Stated exercise A: From the article on UCLA's video ban, write out word for word the passage that starts at "We are always" and ends after "am and 6 pm.".

Given text:
════════════════════
We are always on the lookout for stories about how threats of copyright lawsuits snuff out interesting uses of the Internet. Along those lines, a recent story in UCLA’s Daily Bruin titled
“UCLA Professors Banned from Posting Videos Online” caught our eye. After all, there are at least two sections of copyright law (Fair Use and Section 110(2)) that could be used to protect professors who post videos for educational purposes. However, in the face of a “litigation threat” from the Association for Information Media and Equipment (AIME), UCLA decided to prohibit professors from posting videos to their course web sites. This means that students who were once able to view course videos online, wherever and whenever was convenient for them, now have to squeeze in time between classes go to the Media Lab on weekdays between 10 am and 6 pm.
The details provided by the Daily Bruin article are a bit sketchy, which is not surprising when threats of litigation are involved. As far as I can tell, until this semester UCLA used a system called Video Furnace to allow students to access videos as part of their coursework. For example, French cinema students could watch a film for class from their dorm room instead of having to come in on a holiday to watch it in a lecture hall. Video Furnace also allowed students to watch films that were unavailable in modern formats, such as DVD.
It is unclear what kind of threat, exactly, UCLA received from AIME. There are at least three options, presented here in increasing order of sliminess. To be clear, I have no idea which of these scenarios (if any) actually occurred in this case, so the following is just an educated guess. The first option is that the letter was part of some sort of pre-litigation strategy. If AIME (or, more likely, some of AIME’s members) feel that they have a legitimate case, they may decide that it is easier, faster, and cheaper just to settle with UCLA instead of having to deal with the long, drawn out litigation process. Sending a letter instead of a lawsuit is a totally reasonable way to try and resolve a problem without the courts.
The second option is that this is part of some sort of misguided or poorly worded offer to provide legal advice. On its website, AIME represents itself to be a resource for “institutional” (school districts and library systems) members’ copyright questions. The problem with this is that, in addition to its institutional members, AIME also has “corporate” members. These corporate members are film and video producers and distributors. According to the AIME website, the corporate members appear to receive significantly more benefits than the institutional members.
This membership structure could present a significant conflict of interests. If school districts and libraries, institutions which should be able to take significant advantage of fair use, are asking people who make and distribute content for copyright advice, the advice might be a bit skewed towards “better buy another one just in case.”
The third option is that this letter is just a shakedown. Unfortunately, there are plenty of examples of companies who send out threatening copyright letters without any real grounds in hope of scaring the recipients into “settling.” Of course, one of the things that makes this type of thing possible is the irrational state of statutory damages in copyright.
Why Did UCLA Think That They Were Acting Lawfully?
════════════════════
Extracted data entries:
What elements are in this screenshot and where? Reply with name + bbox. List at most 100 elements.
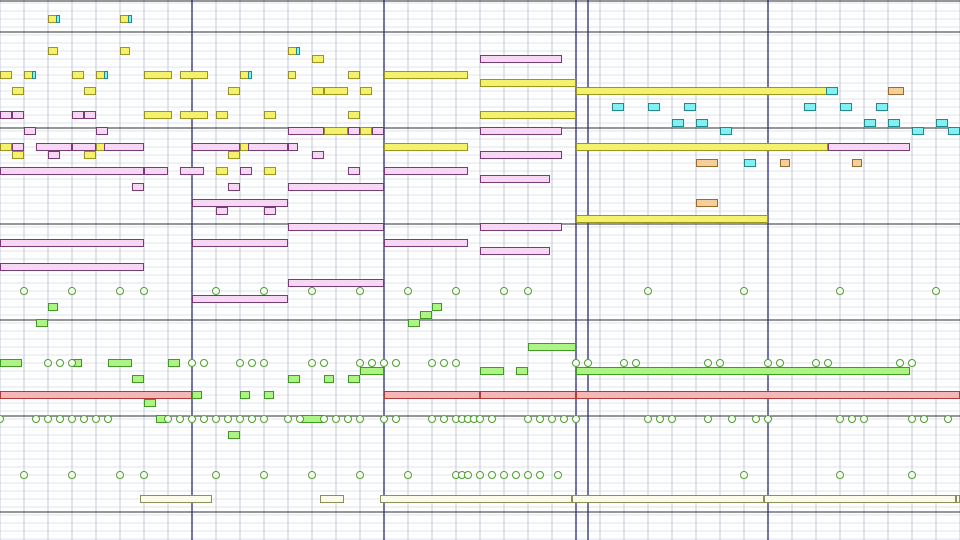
drum-hit-circle[interactable] [620,359,628,367]
drum-hit-circle[interactable] [224,415,232,423]
note-block[interactable] [312,151,324,159]
drum-hit-circle[interactable] [476,415,484,423]
note-block[interactable] [180,111,208,119]
drum-hit-circle[interactable] [548,415,556,423]
note-block[interactable] [384,391,480,399]
drum-hit-circle[interactable] [308,471,316,479]
note-block[interactable] [480,127,562,135]
note-block[interactable] [216,207,228,215]
drum-hit-circle[interactable] [860,415,868,423]
drum-hit-circle[interactable] [344,415,352,423]
note-block[interactable] [288,279,384,287]
note-block[interactable] [128,15,132,23]
note-block[interactable] [480,247,550,255]
note-block[interactable] [764,495,956,503]
drum-hit-circle[interactable] [644,287,652,295]
drum-hit-circle[interactable] [584,359,592,367]
drum-hit-circle[interactable] [536,415,544,423]
drum-hit-circle[interactable] [356,415,364,423]
drum-hit-circle[interactable] [764,415,772,423]
note-block[interactable] [144,167,168,175]
note-block[interactable] [12,87,24,95]
note-block[interactable] [420,311,432,319]
note-block[interactable] [864,119,876,127]
note-block[interactable] [408,319,420,327]
note-block[interactable] [216,167,228,175]
drum-hit-circle[interactable] [668,415,676,423]
drum-hit-circle[interactable] [560,415,568,423]
note-block[interactable] [324,87,348,95]
note-block[interactable] [48,47,58,55]
drum-hit-circle[interactable] [356,359,364,367]
note-block[interactable] [0,71,12,79]
note-block[interactable] [180,71,208,79]
note-block[interactable] [696,199,718,207]
drum-hit-circle[interactable] [452,287,460,295]
drum-hit-circle[interactable] [392,359,400,367]
drum-hit-circle[interactable] [260,287,268,295]
note-block[interactable] [576,367,910,375]
drum-hit-circle[interactable] [728,415,736,423]
note-block[interactable] [360,87,372,95]
note-block[interactable] [720,127,732,135]
note-block[interactable] [480,111,576,119]
drum-hit-circle[interactable] [80,415,88,423]
note-block[interactable] [696,119,708,127]
note-block[interactable] [228,151,240,159]
drum-hit-circle[interactable] [572,415,580,423]
drum-hit-circle[interactable] [836,287,844,295]
drum-hit-circle[interactable] [488,415,496,423]
drum-hit-circle[interactable] [512,471,520,479]
drum-hit-circle[interactable] [260,415,268,423]
note-block[interactable] [144,399,156,407]
drum-hit-circle[interactable] [56,359,64,367]
drum-hit-circle[interactable] [716,359,724,367]
note-block[interactable] [72,71,84,79]
drum-hit-circle[interactable] [428,415,436,423]
note-block[interactable] [12,143,24,151]
note-block[interactable] [140,495,212,503]
note-block[interactable] [240,167,252,175]
note-block[interactable] [324,375,334,383]
note-block[interactable] [264,111,276,119]
drum-hit-circle[interactable] [284,415,292,423]
drum-hit-circle[interactable] [752,415,760,423]
note-block[interactable] [48,151,60,159]
note-block[interactable] [288,127,324,135]
note-block[interactable] [228,183,240,191]
note-block[interactable] [108,359,132,367]
note-block[interactable] [696,159,718,167]
note-block[interactable] [144,71,172,79]
drum-hit-circle[interactable] [20,287,28,295]
drum-hit-circle[interactable] [404,471,412,479]
note-block[interactable] [826,87,838,95]
note-block[interactable] [12,151,24,159]
note-block[interactable] [0,263,144,271]
note-block[interactable] [216,111,228,119]
drum-hit-circle[interactable] [452,359,460,367]
drum-hit-circle[interactable] [56,415,64,423]
drum-hit-circle[interactable] [908,471,916,479]
note-block[interactable] [576,391,960,399]
drum-hit-circle[interactable] [308,287,316,295]
drum-hit-circle[interactable] [236,415,244,423]
note-block[interactable] [360,127,372,135]
note-block[interactable] [264,207,276,215]
note-block[interactable] [384,143,468,151]
drum-hit-circle[interactable] [500,471,508,479]
note-block[interactable] [12,111,24,119]
drum-hit-circle[interactable] [536,471,544,479]
note-block[interactable] [48,303,58,311]
drum-hit-circle[interactable] [44,415,52,423]
drum-hit-circle[interactable] [632,359,640,367]
drum-hit-circle[interactable] [248,359,256,367]
drum-hit-circle[interactable] [308,359,316,367]
drum-hit-circle[interactable] [836,415,844,423]
note-block[interactable] [684,103,696,111]
note-block[interactable] [348,127,360,135]
drum-hit-circle[interactable] [104,415,112,423]
note-block[interactable] [380,495,572,503]
note-block[interactable] [780,159,790,167]
note-block[interactable] [96,127,108,135]
note-block[interactable] [192,391,202,399]
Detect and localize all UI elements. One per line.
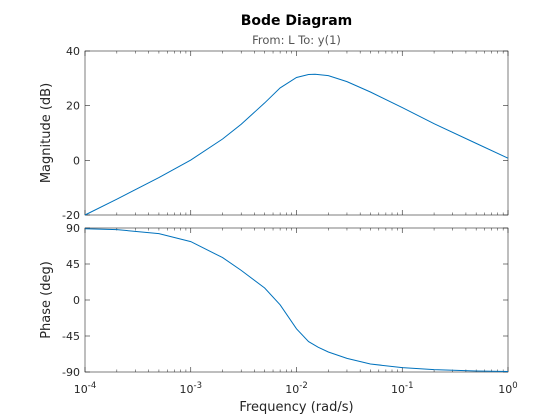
phase-series-line bbox=[84, 228, 509, 372]
y-axis-label: Phase (deg) bbox=[39, 261, 54, 339]
chart-title: Bode Diagram bbox=[241, 13, 353, 29]
x-tick-label-exponent: -4 bbox=[88, 381, 96, 391]
x-tick-label-exponent: -1 bbox=[405, 381, 413, 391]
x-tick-label: 10-2 bbox=[285, 381, 307, 396]
plot-area-1 bbox=[84, 227, 509, 373]
x-tick-label: 10-1 bbox=[391, 381, 413, 396]
magnitude-series-line bbox=[84, 73, 509, 216]
x-tick-label-base: 10 bbox=[391, 383, 405, 396]
x-tick-label-base: 10 bbox=[285, 383, 299, 396]
y-tick-label: -20 bbox=[62, 209, 80, 222]
y-tick-label: 90 bbox=[66, 222, 80, 235]
y-tick-label: 0 bbox=[73, 154, 80, 167]
y-tick-label: -90 bbox=[62, 366, 80, 379]
plot-area-0 bbox=[84, 50, 509, 216]
y-tick-label: 20 bbox=[66, 100, 80, 113]
y-axis-label: Magnitude (dB) bbox=[39, 83, 54, 183]
x-tick-label: 10-4 bbox=[74, 381, 96, 396]
x-tick-label-base: 10 bbox=[498, 383, 512, 396]
x-tick-label: 100 bbox=[498, 381, 517, 396]
x-tick-label-base: 10 bbox=[180, 383, 194, 396]
y-tick-label: 45 bbox=[66, 258, 80, 271]
x-tick-label-exponent: 0 bbox=[512, 381, 517, 391]
x-tick-label-exponent: -3 bbox=[194, 381, 202, 391]
y-tick-label: -45 bbox=[62, 330, 80, 343]
x-axis-label: Frequency (rad/s) bbox=[239, 400, 353, 415]
chart-subtitle: From: L To: y(1) bbox=[252, 33, 341, 47]
x-tick-label-exponent: -2 bbox=[299, 381, 307, 391]
y-tick-label: 0 bbox=[73, 294, 80, 307]
x-tick-label-base: 10 bbox=[74, 383, 88, 396]
x-tick-label: 10-3 bbox=[180, 381, 202, 396]
y-tick-label: 40 bbox=[66, 45, 80, 58]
════════════════════
Stated exercise B: List every line of the entries that contains the string "base", with case counting in the match.

Complete output A:
We are always on the lookout for stories about how threats of copyright lawsuits snuff out interesting uses of the Internet. Along those lines, a recent story in UCLA’s Daily Bruin titled
“UCLA Professors Banned from Posting Videos Online” caught our eye. After all, there are at least two sections of copyright law (Fair Use and Section 110(2)) that could be used to protect professors who post videos for educational purposes. However, in the face of a “litigation threat” from the Association for Information Media and Equipment (AIME), UCLA decided to prohibit professors from posting videos to their course web sites. This means that students who were once able to view course videos online, wherever and whenever was convenient for them, now have to squeeze in time between classes go to the Media Lab on weekdays between 10 am and 6 pm.

Complete output B:
x-tick-label-base: 10 bbox=[391, 383, 405, 396]
x-tick-label-base: 10 bbox=[285, 383, 299, 396]
x-tick-label-base: 10 bbox=[498, 383, 512, 396]
x-tick-label-base: 10 bbox=[180, 383, 194, 396]
x-tick-label-base: 10 bbox=[74, 383, 88, 396]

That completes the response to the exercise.